→ **RECORDS FOR THE EXERCISE**
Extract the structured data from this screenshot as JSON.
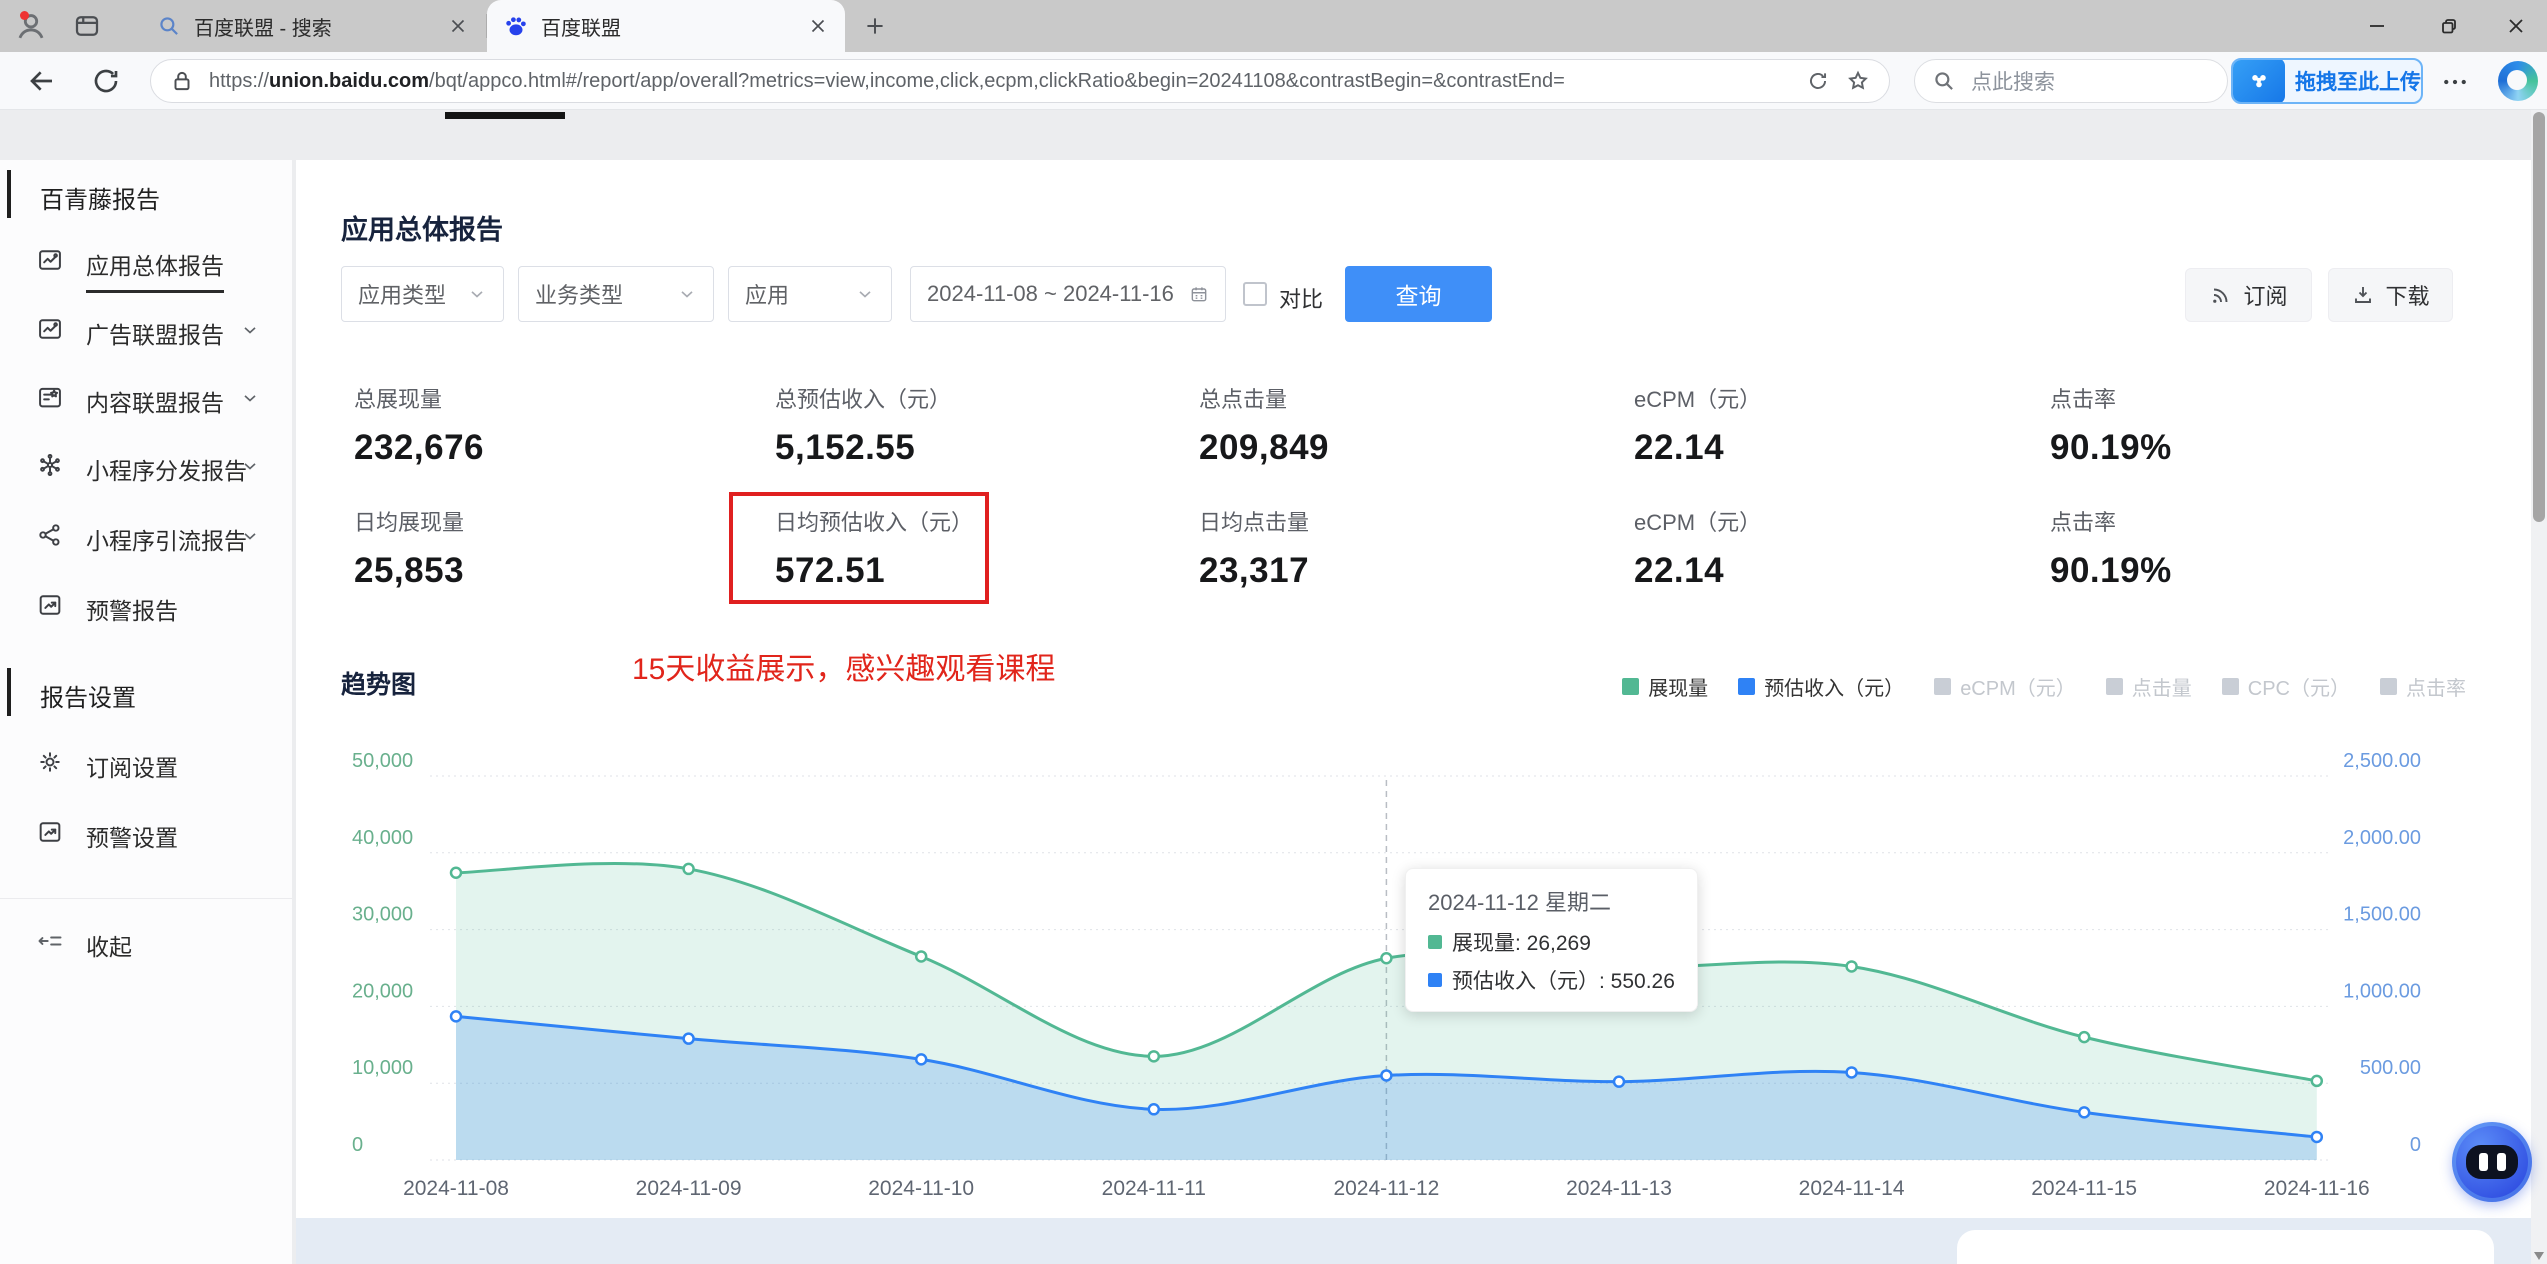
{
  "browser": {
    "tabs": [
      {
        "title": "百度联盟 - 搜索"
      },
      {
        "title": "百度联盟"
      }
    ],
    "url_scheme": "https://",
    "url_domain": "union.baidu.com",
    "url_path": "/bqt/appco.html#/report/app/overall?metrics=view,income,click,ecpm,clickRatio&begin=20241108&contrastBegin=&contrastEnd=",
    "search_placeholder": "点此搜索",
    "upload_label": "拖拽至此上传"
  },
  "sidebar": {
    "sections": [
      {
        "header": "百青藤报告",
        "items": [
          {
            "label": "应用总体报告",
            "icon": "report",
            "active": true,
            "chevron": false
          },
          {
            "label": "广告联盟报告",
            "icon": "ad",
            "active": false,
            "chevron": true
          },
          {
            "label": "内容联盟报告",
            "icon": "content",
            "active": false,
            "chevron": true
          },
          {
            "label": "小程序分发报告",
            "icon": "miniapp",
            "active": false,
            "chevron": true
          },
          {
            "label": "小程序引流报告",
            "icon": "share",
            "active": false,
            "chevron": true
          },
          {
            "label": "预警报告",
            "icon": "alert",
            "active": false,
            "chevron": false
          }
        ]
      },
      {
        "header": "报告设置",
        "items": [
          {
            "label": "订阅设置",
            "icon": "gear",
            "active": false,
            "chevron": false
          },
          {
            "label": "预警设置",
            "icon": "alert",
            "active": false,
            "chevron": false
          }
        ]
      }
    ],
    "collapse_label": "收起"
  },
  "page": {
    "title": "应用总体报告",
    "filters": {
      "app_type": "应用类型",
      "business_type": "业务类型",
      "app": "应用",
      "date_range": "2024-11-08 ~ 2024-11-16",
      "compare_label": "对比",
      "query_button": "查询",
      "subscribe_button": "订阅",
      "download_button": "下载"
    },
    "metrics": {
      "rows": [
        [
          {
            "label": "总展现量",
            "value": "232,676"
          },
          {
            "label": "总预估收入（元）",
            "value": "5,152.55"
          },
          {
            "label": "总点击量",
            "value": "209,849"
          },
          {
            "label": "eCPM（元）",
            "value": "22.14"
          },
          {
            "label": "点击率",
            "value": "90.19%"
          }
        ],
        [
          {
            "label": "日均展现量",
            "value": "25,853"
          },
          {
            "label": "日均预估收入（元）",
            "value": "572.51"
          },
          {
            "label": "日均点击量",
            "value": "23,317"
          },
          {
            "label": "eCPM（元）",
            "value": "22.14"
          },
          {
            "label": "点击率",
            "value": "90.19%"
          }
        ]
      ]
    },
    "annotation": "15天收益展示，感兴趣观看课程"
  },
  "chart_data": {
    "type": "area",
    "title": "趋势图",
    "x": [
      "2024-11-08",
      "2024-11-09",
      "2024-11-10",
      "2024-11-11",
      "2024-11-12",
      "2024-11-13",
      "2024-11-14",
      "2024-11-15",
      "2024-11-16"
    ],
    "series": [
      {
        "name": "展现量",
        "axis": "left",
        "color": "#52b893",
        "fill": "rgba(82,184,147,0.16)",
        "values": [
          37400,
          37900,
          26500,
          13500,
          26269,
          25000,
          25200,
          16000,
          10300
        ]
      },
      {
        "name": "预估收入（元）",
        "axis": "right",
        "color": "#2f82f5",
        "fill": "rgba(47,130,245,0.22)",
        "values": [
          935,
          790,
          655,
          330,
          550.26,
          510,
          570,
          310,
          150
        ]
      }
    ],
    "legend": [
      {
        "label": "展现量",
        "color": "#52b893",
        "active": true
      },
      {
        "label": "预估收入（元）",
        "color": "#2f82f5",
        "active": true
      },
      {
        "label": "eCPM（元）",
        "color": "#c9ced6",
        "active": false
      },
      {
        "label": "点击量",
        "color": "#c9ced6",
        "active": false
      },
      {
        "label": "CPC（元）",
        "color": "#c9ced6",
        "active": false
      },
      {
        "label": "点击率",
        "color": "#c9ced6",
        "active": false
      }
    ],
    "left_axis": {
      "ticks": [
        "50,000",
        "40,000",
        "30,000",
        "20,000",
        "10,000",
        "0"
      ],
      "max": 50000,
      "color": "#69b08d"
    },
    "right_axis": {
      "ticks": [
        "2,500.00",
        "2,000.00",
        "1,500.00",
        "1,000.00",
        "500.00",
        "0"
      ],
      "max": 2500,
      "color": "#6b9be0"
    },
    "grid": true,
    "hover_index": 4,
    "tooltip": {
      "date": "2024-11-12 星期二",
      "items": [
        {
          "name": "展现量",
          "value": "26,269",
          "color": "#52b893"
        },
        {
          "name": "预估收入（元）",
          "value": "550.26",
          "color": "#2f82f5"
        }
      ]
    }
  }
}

→ **EXERCISE BRIEF**
From the listing above, copy all lines holding the word "name".

→ **RESPONSE FOR THIS EXERCISE**
        "name": "展现量",
        "name": "预估收入（元）",
          "name": "展现量",
          "name": "预估收入（元）",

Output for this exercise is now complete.